• What is needed
Output each entry verbatim and exclude every picture from it.

— START Supplied records —

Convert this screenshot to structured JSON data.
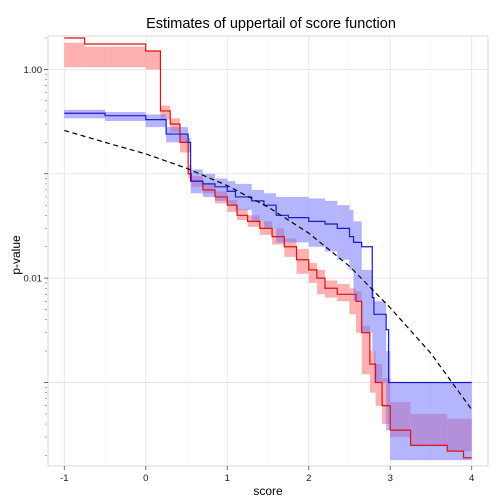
{
  "chart_data": {
    "type": "line",
    "title": "Estimates of uppertail of score function",
    "xlabel": "score",
    "ylabel": "p-value",
    "x_ticks": [
      -1,
      0,
      1,
      2,
      3,
      4
    ],
    "y_ticks_labeled": [
      {
        "value": 1.0,
        "label": "1.00"
      },
      {
        "value": 0.01,
        "label": "0.01"
      }
    ],
    "y_ticks_minor": [
      0.1,
      0.001
    ],
    "xlim": [
      -1.2,
      4.2
    ],
    "ylim_log10": [
      -3.8,
      0.32
    ],
    "y_scale": "log10",
    "grid": true,
    "colors": {
      "red_line": "#dd1111",
      "red_band": "#ff6f6f",
      "blue_line": "#1a1acc",
      "blue_band": "#7777ff",
      "reference": "#000000"
    },
    "series": [
      {
        "color": "red",
        "style": "step",
        "points": [
          [
            -1.0,
            2.0
          ],
          [
            -0.75,
            1.75
          ],
          [
            0.0,
            1.5
          ],
          [
            0.18,
            0.4
          ],
          [
            0.3,
            0.3
          ],
          [
            0.42,
            0.2
          ],
          [
            0.52,
            0.1
          ],
          [
            0.56,
            0.085
          ],
          [
            0.7,
            0.07
          ],
          [
            0.85,
            0.06
          ],
          [
            1.0,
            0.05
          ],
          [
            1.12,
            0.04
          ],
          [
            1.25,
            0.035
          ],
          [
            1.4,
            0.03
          ],
          [
            1.55,
            0.025
          ],
          [
            1.7,
            0.02
          ],
          [
            1.85,
            0.015
          ],
          [
            2.0,
            0.012
          ],
          [
            2.1,
            0.01
          ],
          [
            2.2,
            0.008
          ],
          [
            2.35,
            0.007
          ],
          [
            2.5,
            0.007
          ],
          [
            2.58,
            0.006
          ],
          [
            2.65,
            0.003
          ],
          [
            2.75,
            0.0015
          ],
          [
            2.82,
            0.001
          ],
          [
            2.9,
            0.0006
          ],
          [
            3.0,
            0.00035
          ],
          [
            3.25,
            0.00025
          ],
          [
            3.7,
            0.00022
          ],
          [
            3.9,
            0.00019
          ],
          [
            4.0,
            0.00019
          ]
        ]
      },
      {
        "color": "blue",
        "style": "step",
        "points": [
          [
            -1.0,
            0.38
          ],
          [
            -0.5,
            0.36
          ],
          [
            0.0,
            0.33
          ],
          [
            0.25,
            0.24
          ],
          [
            0.52,
            0.2
          ],
          [
            0.55,
            0.085
          ],
          [
            0.7,
            0.08
          ],
          [
            0.85,
            0.075
          ],
          [
            1.0,
            0.068
          ],
          [
            1.1,
            0.06
          ],
          [
            1.3,
            0.055
          ],
          [
            1.45,
            0.05
          ],
          [
            1.6,
            0.04
          ],
          [
            1.75,
            0.038
          ],
          [
            2.0,
            0.035
          ],
          [
            2.2,
            0.033
          ],
          [
            2.35,
            0.03
          ],
          [
            2.5,
            0.025
          ],
          [
            2.55,
            0.022
          ],
          [
            2.65,
            0.02
          ],
          [
            2.78,
            0.0065
          ],
          [
            2.8,
            0.0045
          ],
          [
            2.95,
            0.0032
          ],
          [
            2.98,
            0.001
          ],
          [
            3.0,
            0.001
          ],
          [
            4.0,
            0.001
          ]
        ]
      },
      {
        "color": "black",
        "style": "dashed",
        "points": [
          [
            -1.0,
            0.26
          ],
          [
            -0.5,
            0.2
          ],
          [
            0.0,
            0.155
          ],
          [
            0.5,
            0.113
          ],
          [
            1.0,
            0.077
          ],
          [
            1.5,
            0.048
          ],
          [
            2.0,
            0.027
          ],
          [
            2.5,
            0.013
          ],
          [
            3.0,
            0.0052
          ],
          [
            3.5,
            0.0019
          ],
          [
            4.0,
            0.00055
          ]
        ]
      }
    ],
    "bands": [
      {
        "color": "red",
        "segments": [
          [
            -1.0,
            -0.75,
            1.05,
            1.8
          ],
          [
            -0.75,
            0.0,
            1.05,
            1.65
          ],
          [
            0.0,
            0.18,
            1.0,
            1.5
          ],
          [
            0.18,
            0.3,
            0.33,
            0.45
          ],
          [
            0.3,
            0.42,
            0.25,
            0.34
          ],
          [
            0.42,
            0.52,
            0.16,
            0.24
          ],
          [
            0.52,
            0.56,
            0.09,
            0.12
          ],
          [
            0.56,
            0.7,
            0.075,
            0.095
          ],
          [
            0.7,
            0.85,
            0.065,
            0.08
          ],
          [
            0.85,
            1.0,
            0.052,
            0.068
          ],
          [
            1.0,
            1.12,
            0.043,
            0.056
          ],
          [
            1.12,
            1.25,
            0.036,
            0.046
          ],
          [
            1.25,
            1.4,
            0.031,
            0.04
          ],
          [
            1.4,
            1.55,
            0.026,
            0.035
          ],
          [
            1.55,
            1.7,
            0.021,
            0.03
          ],
          [
            1.7,
            1.85,
            0.016,
            0.024
          ],
          [
            1.85,
            2.0,
            0.011,
            0.019
          ],
          [
            2.0,
            2.1,
            0.009,
            0.014
          ],
          [
            2.1,
            2.2,
            0.007,
            0.012
          ],
          [
            2.2,
            2.35,
            0.0065,
            0.0095
          ],
          [
            2.35,
            2.5,
            0.006,
            0.0088
          ],
          [
            2.5,
            2.58,
            0.0045,
            0.008
          ],
          [
            2.58,
            2.65,
            0.003,
            0.0075
          ],
          [
            2.65,
            2.75,
            0.0012,
            0.0035
          ],
          [
            2.75,
            2.82,
            0.0008,
            0.002
          ],
          [
            2.82,
            2.9,
            0.0006,
            0.0015
          ],
          [
            2.9,
            3.0,
            0.0004,
            0.0011
          ],
          [
            3.0,
            3.25,
            0.0003,
            0.00065
          ],
          [
            3.25,
            3.7,
            0.00025,
            0.0005
          ],
          [
            3.7,
            4.0,
            0.00022,
            0.00045
          ]
        ]
      },
      {
        "color": "blue",
        "segments": [
          [
            -1.0,
            -0.5,
            0.34,
            0.41
          ],
          [
            -0.5,
            0.0,
            0.32,
            0.39
          ],
          [
            0.0,
            0.25,
            0.28,
            0.37
          ],
          [
            0.25,
            0.52,
            0.2,
            0.28
          ],
          [
            0.52,
            0.55,
            0.16,
            0.22
          ],
          [
            0.55,
            0.7,
            0.065,
            0.11
          ],
          [
            0.7,
            0.85,
            0.06,
            0.1
          ],
          [
            0.85,
            1.0,
            0.055,
            0.09
          ],
          [
            1.0,
            1.1,
            0.05,
            0.085
          ],
          [
            1.1,
            1.3,
            0.045,
            0.08
          ],
          [
            1.3,
            1.45,
            0.035,
            0.07
          ],
          [
            1.45,
            1.6,
            0.03,
            0.065
          ],
          [
            1.6,
            1.75,
            0.022,
            0.06
          ],
          [
            1.75,
            2.0,
            0.022,
            0.06
          ],
          [
            2.0,
            2.2,
            0.02,
            0.058
          ],
          [
            2.2,
            2.35,
            0.018,
            0.055
          ],
          [
            2.35,
            2.5,
            0.015,
            0.05
          ],
          [
            2.5,
            2.55,
            0.012,
            0.045
          ],
          [
            2.55,
            2.65,
            0.006,
            0.035
          ],
          [
            2.65,
            2.78,
            0.003,
            0.012
          ],
          [
            2.78,
            2.8,
            0.002,
            0.008
          ],
          [
            2.8,
            2.95,
            0.001,
            0.006
          ],
          [
            2.95,
            3.0,
            0.00035,
            0.002
          ],
          [
            3.0,
            3.25,
            0.00018,
            0.001
          ],
          [
            3.25,
            4.0,
            0.00018,
            0.001
          ]
        ]
      }
    ]
  }
}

— END Supplied records —

• Complete answer
Convert this screenshot to structured JSON data.
{
  "chart_data": {
    "type": "line",
    "title": "Estimates of uppertail of score function",
    "xlabel": "score",
    "ylabel": "p-value",
    "x_ticks": [
      -1,
      0,
      1,
      2,
      3,
      4
    ],
    "y_ticks_labeled": [
      {
        "value": 1.0,
        "label": "1.00"
      },
      {
        "value": 0.01,
        "label": "0.01"
      }
    ],
    "y_ticks_minor": [
      0.1,
      0.001
    ],
    "xlim": [
      -1.2,
      4.2
    ],
    "ylim_log10": [
      -3.8,
      0.32
    ],
    "y_scale": "log10",
    "grid": true,
    "colors": {
      "red_line": "#dd1111",
      "red_band": "#ff6f6f",
      "blue_line": "#1a1acc",
      "blue_band": "#7777ff",
      "reference": "#000000"
    },
    "series": [
      {
        "color": "red",
        "style": "step",
        "points": [
          [
            -1.0,
            2.0
          ],
          [
            -0.75,
            1.75
          ],
          [
            0.0,
            1.5
          ],
          [
            0.18,
            0.4
          ],
          [
            0.3,
            0.3
          ],
          [
            0.42,
            0.2
          ],
          [
            0.52,
            0.1
          ],
          [
            0.56,
            0.085
          ],
          [
            0.7,
            0.07
          ],
          [
            0.85,
            0.06
          ],
          [
            1.0,
            0.05
          ],
          [
            1.12,
            0.04
          ],
          [
            1.25,
            0.035
          ],
          [
            1.4,
            0.03
          ],
          [
            1.55,
            0.025
          ],
          [
            1.7,
            0.02
          ],
          [
            1.85,
            0.015
          ],
          [
            2.0,
            0.012
          ],
          [
            2.1,
            0.01
          ],
          [
            2.2,
            0.008
          ],
          [
            2.35,
            0.007
          ],
          [
            2.5,
            0.007
          ],
          [
            2.58,
            0.006
          ],
          [
            2.65,
            0.003
          ],
          [
            2.75,
            0.0015
          ],
          [
            2.82,
            0.001
          ],
          [
            2.9,
            0.0006
          ],
          [
            3.0,
            0.00035
          ],
          [
            3.25,
            0.00025
          ],
          [
            3.7,
            0.00022
          ],
          [
            3.9,
            0.00019
          ],
          [
            4.0,
            0.00019
          ]
        ]
      },
      {
        "color": "blue",
        "style": "step",
        "points": [
          [
            -1.0,
            0.38
          ],
          [
            -0.5,
            0.36
          ],
          [
            0.0,
            0.33
          ],
          [
            0.25,
            0.24
          ],
          [
            0.52,
            0.2
          ],
          [
            0.55,
            0.085
          ],
          [
            0.7,
            0.08
          ],
          [
            0.85,
            0.075
          ],
          [
            1.0,
            0.068
          ],
          [
            1.1,
            0.06
          ],
          [
            1.3,
            0.055
          ],
          [
            1.45,
            0.05
          ],
          [
            1.6,
            0.04
          ],
          [
            1.75,
            0.038
          ],
          [
            2.0,
            0.035
          ],
          [
            2.2,
            0.033
          ],
          [
            2.35,
            0.03
          ],
          [
            2.5,
            0.025
          ],
          [
            2.55,
            0.022
          ],
          [
            2.65,
            0.02
          ],
          [
            2.78,
            0.0065
          ],
          [
            2.8,
            0.0045
          ],
          [
            2.95,
            0.0032
          ],
          [
            2.98,
            0.001
          ],
          [
            3.0,
            0.001
          ],
          [
            4.0,
            0.001
          ]
        ]
      },
      {
        "color": "black",
        "style": "dashed",
        "points": [
          [
            -1.0,
            0.26
          ],
          [
            -0.5,
            0.2
          ],
          [
            0.0,
            0.155
          ],
          [
            0.5,
            0.113
          ],
          [
            1.0,
            0.077
          ],
          [
            1.5,
            0.048
          ],
          [
            2.0,
            0.027
          ],
          [
            2.5,
            0.013
          ],
          [
            3.0,
            0.0052
          ],
          [
            3.5,
            0.0019
          ],
          [
            4.0,
            0.00055
          ]
        ]
      }
    ],
    "bands": [
      {
        "color": "red",
        "segments": [
          [
            -1.0,
            -0.75,
            1.05,
            1.8
          ],
          [
            -0.75,
            0.0,
            1.05,
            1.65
          ],
          [
            0.0,
            0.18,
            1.0,
            1.5
          ],
          [
            0.18,
            0.3,
            0.33,
            0.45
          ],
          [
            0.3,
            0.42,
            0.25,
            0.34
          ],
          [
            0.42,
            0.52,
            0.16,
            0.24
          ],
          [
            0.52,
            0.56,
            0.09,
            0.12
          ],
          [
            0.56,
            0.7,
            0.075,
            0.095
          ],
          [
            0.7,
            0.85,
            0.065,
            0.08
          ],
          [
            0.85,
            1.0,
            0.052,
            0.068
          ],
          [
            1.0,
            1.12,
            0.043,
            0.056
          ],
          [
            1.12,
            1.25,
            0.036,
            0.046
          ],
          [
            1.25,
            1.4,
            0.031,
            0.04
          ],
          [
            1.4,
            1.55,
            0.026,
            0.035
          ],
          [
            1.55,
            1.7,
            0.021,
            0.03
          ],
          [
            1.7,
            1.85,
            0.016,
            0.024
          ],
          [
            1.85,
            2.0,
            0.011,
            0.019
          ],
          [
            2.0,
            2.1,
            0.009,
            0.014
          ],
          [
            2.1,
            2.2,
            0.007,
            0.012
          ],
          [
            2.2,
            2.35,
            0.0065,
            0.0095
          ],
          [
            2.35,
            2.5,
            0.006,
            0.0088
          ],
          [
            2.5,
            2.58,
            0.0045,
            0.008
          ],
          [
            2.58,
            2.65,
            0.003,
            0.0075
          ],
          [
            2.65,
            2.75,
            0.0012,
            0.0035
          ],
          [
            2.75,
            2.82,
            0.0008,
            0.002
          ],
          [
            2.82,
            2.9,
            0.0006,
            0.0015
          ],
          [
            2.9,
            3.0,
            0.0004,
            0.0011
          ],
          [
            3.0,
            3.25,
            0.0003,
            0.00065
          ],
          [
            3.25,
            3.7,
            0.00025,
            0.0005
          ],
          [
            3.7,
            4.0,
            0.00022,
            0.00045
          ]
        ]
      },
      {
        "color": "blue",
        "segments": [
          [
            -1.0,
            -0.5,
            0.34,
            0.41
          ],
          [
            -0.5,
            0.0,
            0.32,
            0.39
          ],
          [
            0.0,
            0.25,
            0.28,
            0.37
          ],
          [
            0.25,
            0.52,
            0.2,
            0.28
          ],
          [
            0.52,
            0.55,
            0.16,
            0.22
          ],
          [
            0.55,
            0.7,
            0.065,
            0.11
          ],
          [
            0.7,
            0.85,
            0.06,
            0.1
          ],
          [
            0.85,
            1.0,
            0.055,
            0.09
          ],
          [
            1.0,
            1.1,
            0.05,
            0.085
          ],
          [
            1.1,
            1.3,
            0.045,
            0.08
          ],
          [
            1.3,
            1.45,
            0.035,
            0.07
          ],
          [
            1.45,
            1.6,
            0.03,
            0.065
          ],
          [
            1.6,
            1.75,
            0.022,
            0.06
          ],
          [
            1.75,
            2.0,
            0.022,
            0.06
          ],
          [
            2.0,
            2.2,
            0.02,
            0.058
          ],
          [
            2.2,
            2.35,
            0.018,
            0.055
          ],
          [
            2.35,
            2.5,
            0.015,
            0.05
          ],
          [
            2.5,
            2.55,
            0.012,
            0.045
          ],
          [
            2.55,
            2.65,
            0.006,
            0.035
          ],
          [
            2.65,
            2.78,
            0.003,
            0.012
          ],
          [
            2.78,
            2.8,
            0.002,
            0.008
          ],
          [
            2.8,
            2.95,
            0.001,
            0.006
          ],
          [
            2.95,
            3.0,
            0.00035,
            0.002
          ],
          [
            3.0,
            3.25,
            0.00018,
            0.001
          ],
          [
            3.25,
            4.0,
            0.00018,
            0.001
          ]
        ]
      }
    ]
  }
}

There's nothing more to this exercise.